Work required » Select the lines that hold the word "heading" and copy each one.

-- Start --

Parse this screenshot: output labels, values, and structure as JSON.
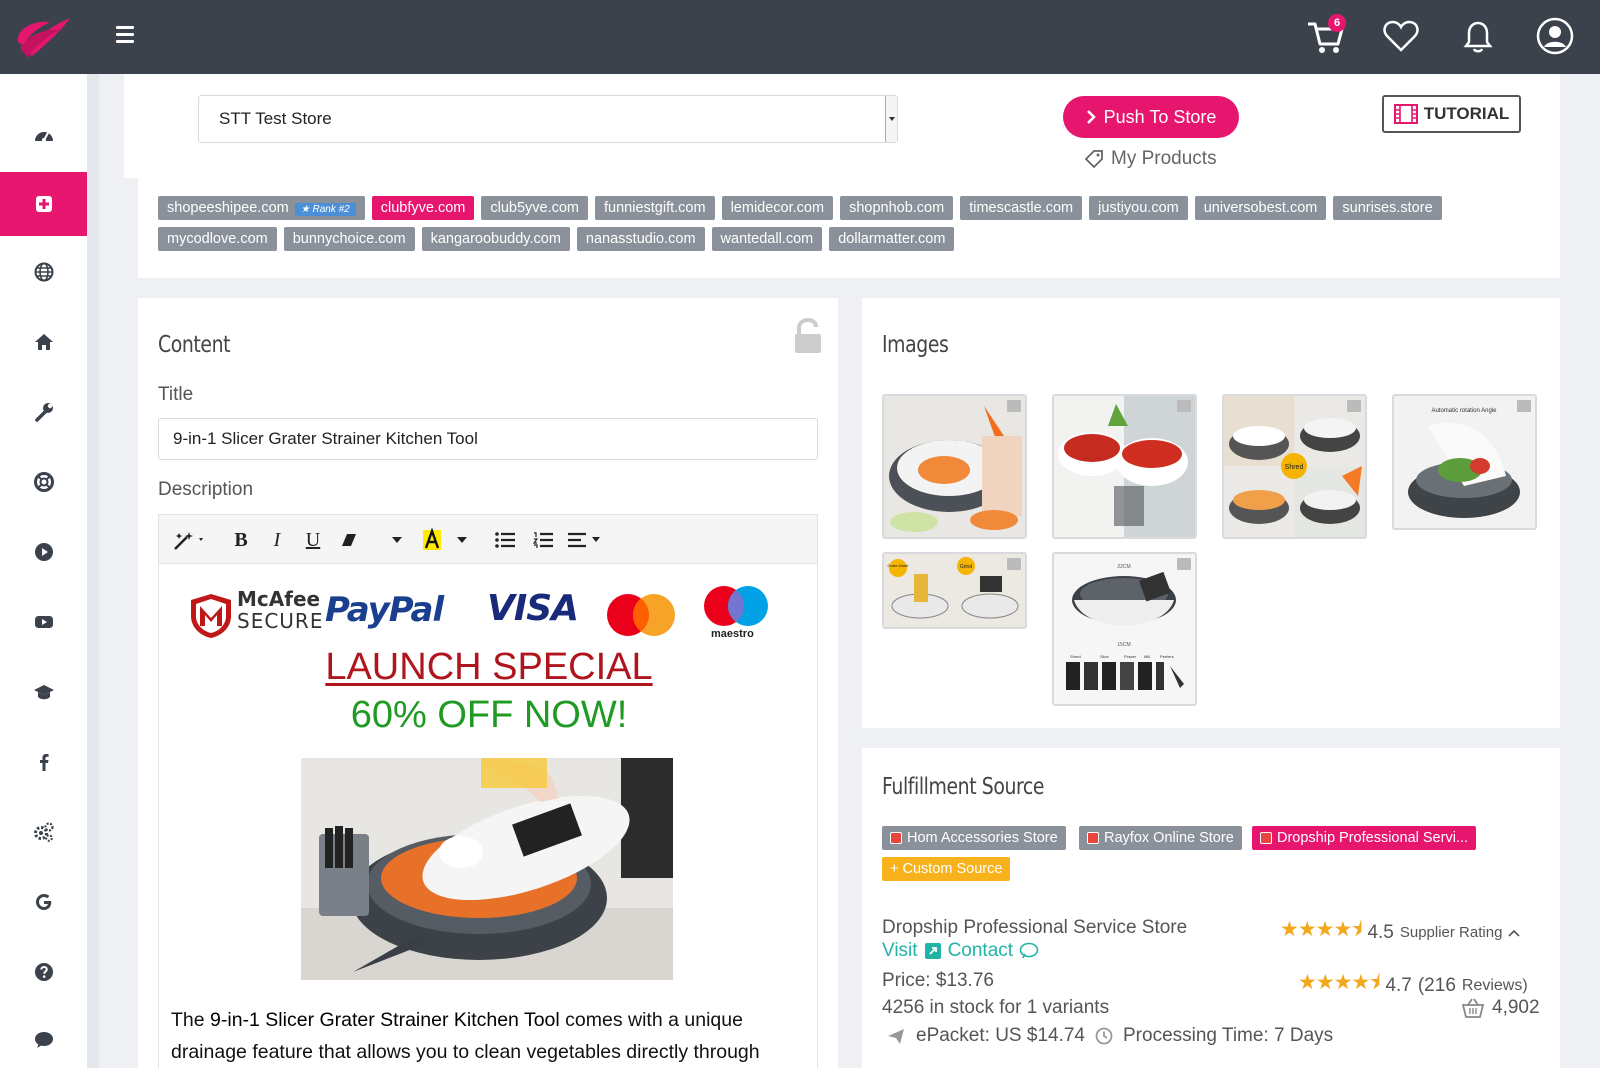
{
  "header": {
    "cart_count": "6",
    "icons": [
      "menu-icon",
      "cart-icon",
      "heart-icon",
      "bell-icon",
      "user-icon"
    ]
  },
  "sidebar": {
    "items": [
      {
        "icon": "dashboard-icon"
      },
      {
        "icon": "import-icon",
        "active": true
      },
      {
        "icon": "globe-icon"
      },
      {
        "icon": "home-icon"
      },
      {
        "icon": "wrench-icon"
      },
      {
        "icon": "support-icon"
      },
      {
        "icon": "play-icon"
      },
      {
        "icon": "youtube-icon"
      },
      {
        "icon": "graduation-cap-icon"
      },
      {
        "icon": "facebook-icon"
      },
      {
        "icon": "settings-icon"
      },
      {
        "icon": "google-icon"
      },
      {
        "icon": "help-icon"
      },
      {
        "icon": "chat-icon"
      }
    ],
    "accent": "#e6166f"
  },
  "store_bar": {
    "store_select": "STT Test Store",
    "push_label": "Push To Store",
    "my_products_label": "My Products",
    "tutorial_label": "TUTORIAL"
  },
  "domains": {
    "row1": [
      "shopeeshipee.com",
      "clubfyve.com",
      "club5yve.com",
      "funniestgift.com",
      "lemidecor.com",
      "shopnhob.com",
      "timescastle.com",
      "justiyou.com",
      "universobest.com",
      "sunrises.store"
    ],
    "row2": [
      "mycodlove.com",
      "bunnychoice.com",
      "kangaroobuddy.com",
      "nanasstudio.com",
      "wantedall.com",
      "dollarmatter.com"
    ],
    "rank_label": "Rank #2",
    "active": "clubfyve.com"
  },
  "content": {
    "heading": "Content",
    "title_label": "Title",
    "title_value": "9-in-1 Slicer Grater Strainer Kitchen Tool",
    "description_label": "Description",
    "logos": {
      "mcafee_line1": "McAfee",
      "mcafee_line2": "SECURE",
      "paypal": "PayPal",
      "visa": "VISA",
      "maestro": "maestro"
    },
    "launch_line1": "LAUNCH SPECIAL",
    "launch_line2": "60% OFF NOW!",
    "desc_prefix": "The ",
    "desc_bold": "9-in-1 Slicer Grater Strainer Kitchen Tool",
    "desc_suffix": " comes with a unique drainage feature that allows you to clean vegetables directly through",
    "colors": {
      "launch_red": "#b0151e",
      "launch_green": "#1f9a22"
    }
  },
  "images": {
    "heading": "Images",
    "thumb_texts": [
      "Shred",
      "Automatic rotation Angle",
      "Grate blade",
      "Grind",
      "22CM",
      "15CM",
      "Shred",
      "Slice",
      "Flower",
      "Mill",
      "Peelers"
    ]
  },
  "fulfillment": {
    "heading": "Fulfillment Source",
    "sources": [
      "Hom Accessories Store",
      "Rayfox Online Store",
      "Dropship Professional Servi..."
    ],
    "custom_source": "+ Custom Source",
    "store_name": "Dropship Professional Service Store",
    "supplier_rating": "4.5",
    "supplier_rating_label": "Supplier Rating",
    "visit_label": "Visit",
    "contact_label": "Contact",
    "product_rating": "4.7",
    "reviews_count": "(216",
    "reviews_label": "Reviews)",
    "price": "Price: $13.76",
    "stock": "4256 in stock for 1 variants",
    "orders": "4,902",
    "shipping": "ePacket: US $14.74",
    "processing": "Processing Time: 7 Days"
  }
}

-- End --
-- Start --

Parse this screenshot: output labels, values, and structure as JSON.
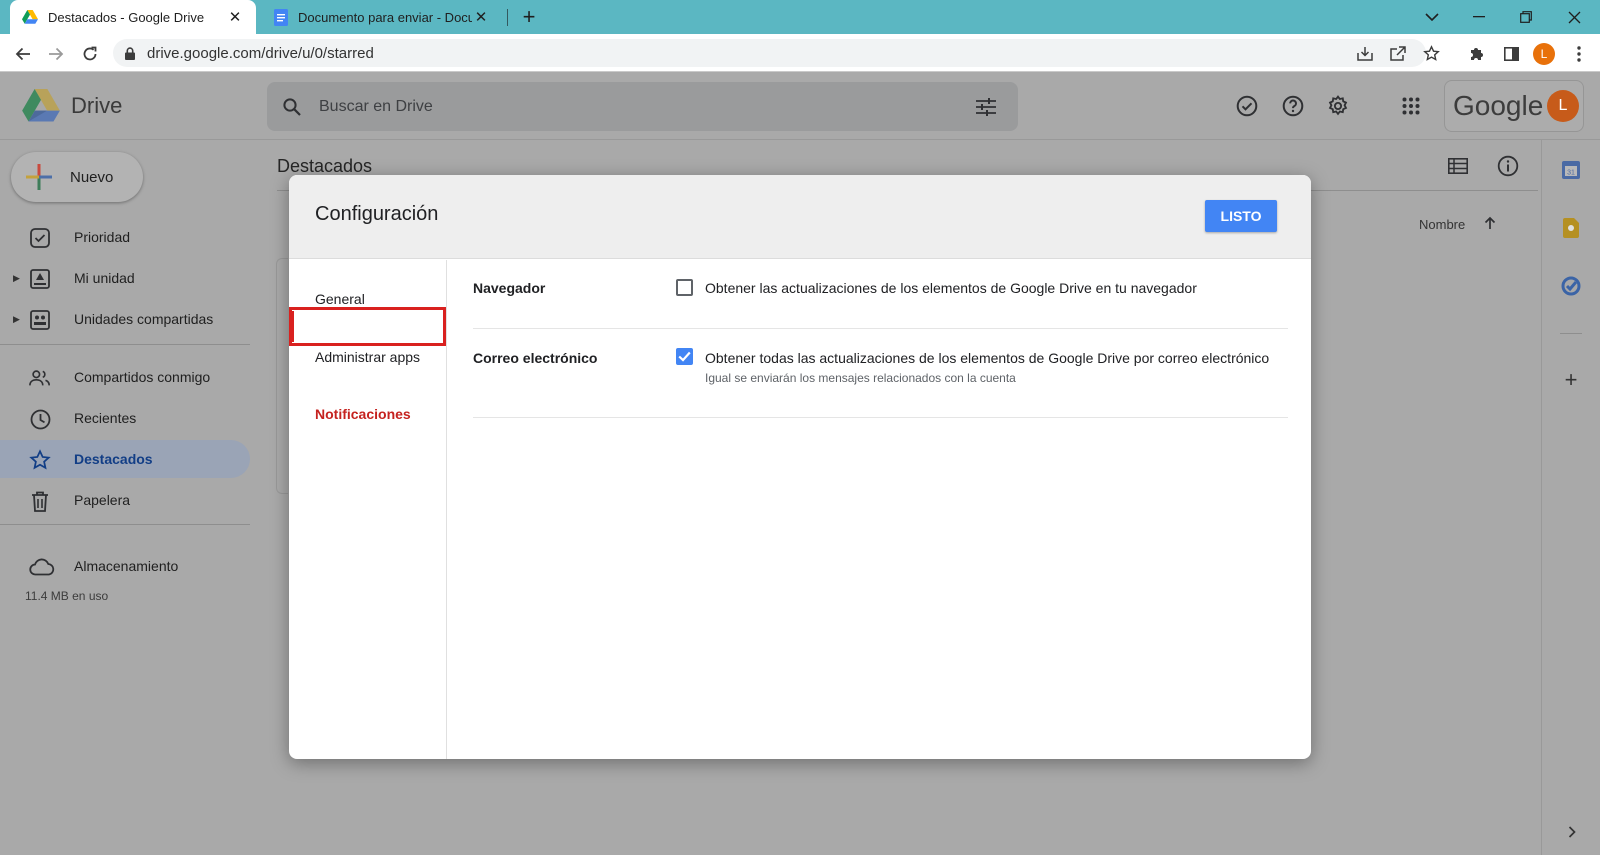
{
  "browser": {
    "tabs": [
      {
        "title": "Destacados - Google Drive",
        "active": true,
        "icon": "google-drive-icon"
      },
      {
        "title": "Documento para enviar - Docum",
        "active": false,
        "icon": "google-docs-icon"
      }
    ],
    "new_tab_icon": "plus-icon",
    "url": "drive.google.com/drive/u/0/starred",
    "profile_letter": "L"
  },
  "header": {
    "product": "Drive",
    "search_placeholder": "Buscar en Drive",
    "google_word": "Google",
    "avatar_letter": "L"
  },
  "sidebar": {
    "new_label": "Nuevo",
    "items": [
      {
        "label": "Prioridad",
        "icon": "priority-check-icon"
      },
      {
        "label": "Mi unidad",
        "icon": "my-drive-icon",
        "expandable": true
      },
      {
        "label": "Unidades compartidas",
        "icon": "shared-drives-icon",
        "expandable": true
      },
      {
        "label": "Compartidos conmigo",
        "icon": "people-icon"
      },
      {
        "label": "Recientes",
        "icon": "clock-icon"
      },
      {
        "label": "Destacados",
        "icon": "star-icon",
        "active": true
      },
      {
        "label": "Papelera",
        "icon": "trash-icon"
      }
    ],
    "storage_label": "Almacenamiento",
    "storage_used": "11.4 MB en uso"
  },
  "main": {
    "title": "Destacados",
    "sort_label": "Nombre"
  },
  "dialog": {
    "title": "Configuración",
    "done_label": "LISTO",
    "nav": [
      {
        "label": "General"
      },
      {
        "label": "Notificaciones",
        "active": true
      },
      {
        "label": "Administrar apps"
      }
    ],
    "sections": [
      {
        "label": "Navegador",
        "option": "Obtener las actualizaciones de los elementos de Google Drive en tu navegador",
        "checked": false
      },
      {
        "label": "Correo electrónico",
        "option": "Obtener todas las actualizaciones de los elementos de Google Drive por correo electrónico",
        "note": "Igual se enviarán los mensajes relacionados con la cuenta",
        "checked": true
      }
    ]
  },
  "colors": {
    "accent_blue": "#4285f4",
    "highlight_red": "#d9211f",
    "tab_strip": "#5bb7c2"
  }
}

-- End --

Full answer »
    "heading": "Content",
    "heading": "Images",
    "heading": "Fulfillment Source",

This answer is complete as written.